> [GIVEN INSTRUCTION] Reproduce all the entries exactly.

---- DATA SHOWN

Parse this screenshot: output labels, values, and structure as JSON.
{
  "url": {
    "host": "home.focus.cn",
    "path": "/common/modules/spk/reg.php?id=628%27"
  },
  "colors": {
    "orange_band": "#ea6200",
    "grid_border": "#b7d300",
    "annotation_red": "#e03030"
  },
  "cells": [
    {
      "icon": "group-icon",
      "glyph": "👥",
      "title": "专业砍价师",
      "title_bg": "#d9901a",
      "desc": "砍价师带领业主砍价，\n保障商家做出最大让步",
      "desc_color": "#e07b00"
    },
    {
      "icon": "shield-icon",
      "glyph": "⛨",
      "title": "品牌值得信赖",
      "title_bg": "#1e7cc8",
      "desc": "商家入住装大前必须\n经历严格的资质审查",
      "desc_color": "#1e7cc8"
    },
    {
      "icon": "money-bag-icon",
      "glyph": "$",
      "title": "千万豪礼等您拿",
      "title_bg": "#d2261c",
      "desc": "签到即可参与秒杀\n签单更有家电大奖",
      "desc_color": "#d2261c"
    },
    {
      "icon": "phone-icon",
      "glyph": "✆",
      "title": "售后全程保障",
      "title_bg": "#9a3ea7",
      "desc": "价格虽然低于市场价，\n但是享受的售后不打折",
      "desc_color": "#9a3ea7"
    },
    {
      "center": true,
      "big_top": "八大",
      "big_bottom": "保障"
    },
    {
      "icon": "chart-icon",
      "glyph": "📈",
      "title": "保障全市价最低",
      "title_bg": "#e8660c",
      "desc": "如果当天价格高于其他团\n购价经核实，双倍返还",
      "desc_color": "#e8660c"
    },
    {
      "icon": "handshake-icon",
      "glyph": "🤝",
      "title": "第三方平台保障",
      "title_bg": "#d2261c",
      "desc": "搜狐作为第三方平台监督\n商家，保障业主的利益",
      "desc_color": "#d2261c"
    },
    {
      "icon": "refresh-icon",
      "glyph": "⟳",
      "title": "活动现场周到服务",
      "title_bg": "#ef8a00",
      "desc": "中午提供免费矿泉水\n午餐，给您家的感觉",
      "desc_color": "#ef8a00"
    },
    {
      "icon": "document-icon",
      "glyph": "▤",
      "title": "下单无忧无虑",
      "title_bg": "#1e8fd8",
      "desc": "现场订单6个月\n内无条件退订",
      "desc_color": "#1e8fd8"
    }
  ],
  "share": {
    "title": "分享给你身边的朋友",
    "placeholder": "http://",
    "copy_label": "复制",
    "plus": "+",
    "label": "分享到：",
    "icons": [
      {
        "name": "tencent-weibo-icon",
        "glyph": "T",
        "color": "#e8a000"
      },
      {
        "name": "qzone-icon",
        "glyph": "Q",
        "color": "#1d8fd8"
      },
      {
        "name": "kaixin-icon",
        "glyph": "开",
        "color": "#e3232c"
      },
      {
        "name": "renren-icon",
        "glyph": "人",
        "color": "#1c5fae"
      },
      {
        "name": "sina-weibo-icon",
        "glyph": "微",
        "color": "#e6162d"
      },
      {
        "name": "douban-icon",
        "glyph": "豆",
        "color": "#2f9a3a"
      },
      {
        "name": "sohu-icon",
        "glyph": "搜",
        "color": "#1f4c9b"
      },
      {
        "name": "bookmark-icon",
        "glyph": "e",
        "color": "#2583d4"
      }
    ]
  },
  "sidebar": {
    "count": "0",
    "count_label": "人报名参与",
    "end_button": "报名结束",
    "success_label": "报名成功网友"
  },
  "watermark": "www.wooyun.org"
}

--------

> [CORRECT RESULT]
Parse this screenshot: output labels, values, and structure as JSON.
{
  "url": {
    "host": "home.focus.cn",
    "path": "/common/modules/spk/reg.php?id=628%27"
  },
  "colors": {
    "orange_band": "#ea6200",
    "grid_border": "#b7d300",
    "annotation_red": "#e03030"
  },
  "cells": [
    {
      "icon": "group-icon",
      "glyph": "👥",
      "title": "专业砍价师",
      "title_bg": "#d9901a",
      "desc": "砍价师带领业主砍价，\n保障商家做出最大让步",
      "desc_color": "#e07b00"
    },
    {
      "icon": "shield-icon",
      "glyph": "⛨",
      "title": "品牌值得信赖",
      "title_bg": "#1e7cc8",
      "desc": "商家入住装大前必须\n经历严格的资质审查",
      "desc_color": "#1e7cc8"
    },
    {
      "icon": "money-bag-icon",
      "glyph": "$",
      "title": "千万豪礼等您拿",
      "title_bg": "#d2261c",
      "desc": "签到即可参与秒杀\n签单更有家电大奖",
      "desc_color": "#d2261c"
    },
    {
      "icon": "phone-icon",
      "glyph": "✆",
      "title": "售后全程保障",
      "title_bg": "#9a3ea7",
      "desc": "价格虽然低于市场价，\n但是享受的售后不打折",
      "desc_color": "#9a3ea7"
    },
    {
      "center": true,
      "big_top": "八大",
      "big_bottom": "保障"
    },
    {
      "icon": "chart-icon",
      "glyph": "📈",
      "title": "保障全市价最低",
      "title_bg": "#e8660c",
      "desc": "如果当天价格高于其他团\n购价经核实，双倍返还",
      "desc_color": "#e8660c"
    },
    {
      "icon": "handshake-icon",
      "glyph": "🤝",
      "title": "第三方平台保障",
      "title_bg": "#d2261c",
      "desc": "搜狐作为第三方平台监督\n商家，保障业主的利益",
      "desc_color": "#d2261c"
    },
    {
      "icon": "refresh-icon",
      "glyph": "⟳",
      "title": "活动现场周到服务",
      "title_bg": "#ef8a00",
      "desc": "中午提供免费矿泉水\n午餐，给您家的感觉",
      "desc_color": "#ef8a00"
    },
    {
      "icon": "document-icon",
      "glyph": "▤",
      "title": "下单无忧无虑",
      "title_bg": "#1e8fd8",
      "desc": "现场订单6个月\n内无条件退订",
      "desc_color": "#1e8fd8"
    }
  ],
  "share": {
    "title": "分享给你身边的朋友",
    "placeholder": "http://",
    "copy_label": "复制",
    "plus": "+",
    "label": "分享到：",
    "icons": [
      {
        "name": "tencent-weibo-icon",
        "glyph": "T",
        "color": "#e8a000"
      },
      {
        "name": "qzone-icon",
        "glyph": "Q",
        "color": "#1d8fd8"
      },
      {
        "name": "kaixin-icon",
        "glyph": "开",
        "color": "#e3232c"
      },
      {
        "name": "renren-icon",
        "glyph": "人",
        "color": "#1c5fae"
      },
      {
        "name": "sina-weibo-icon",
        "glyph": "微",
        "color": "#e6162d"
      },
      {
        "name": "douban-icon",
        "glyph": "豆",
        "color": "#2f9a3a"
      },
      {
        "name": "sohu-icon",
        "glyph": "搜",
        "color": "#1f4c9b"
      },
      {
        "name": "bookmark-icon",
        "glyph": "e",
        "color": "#2583d4"
      }
    ]
  },
  "sidebar": {
    "count": "0",
    "count_label": "人报名参与",
    "end_button": "报名结束",
    "success_label": "报名成功网友"
  },
  "watermark": "www.wooyun.org"
}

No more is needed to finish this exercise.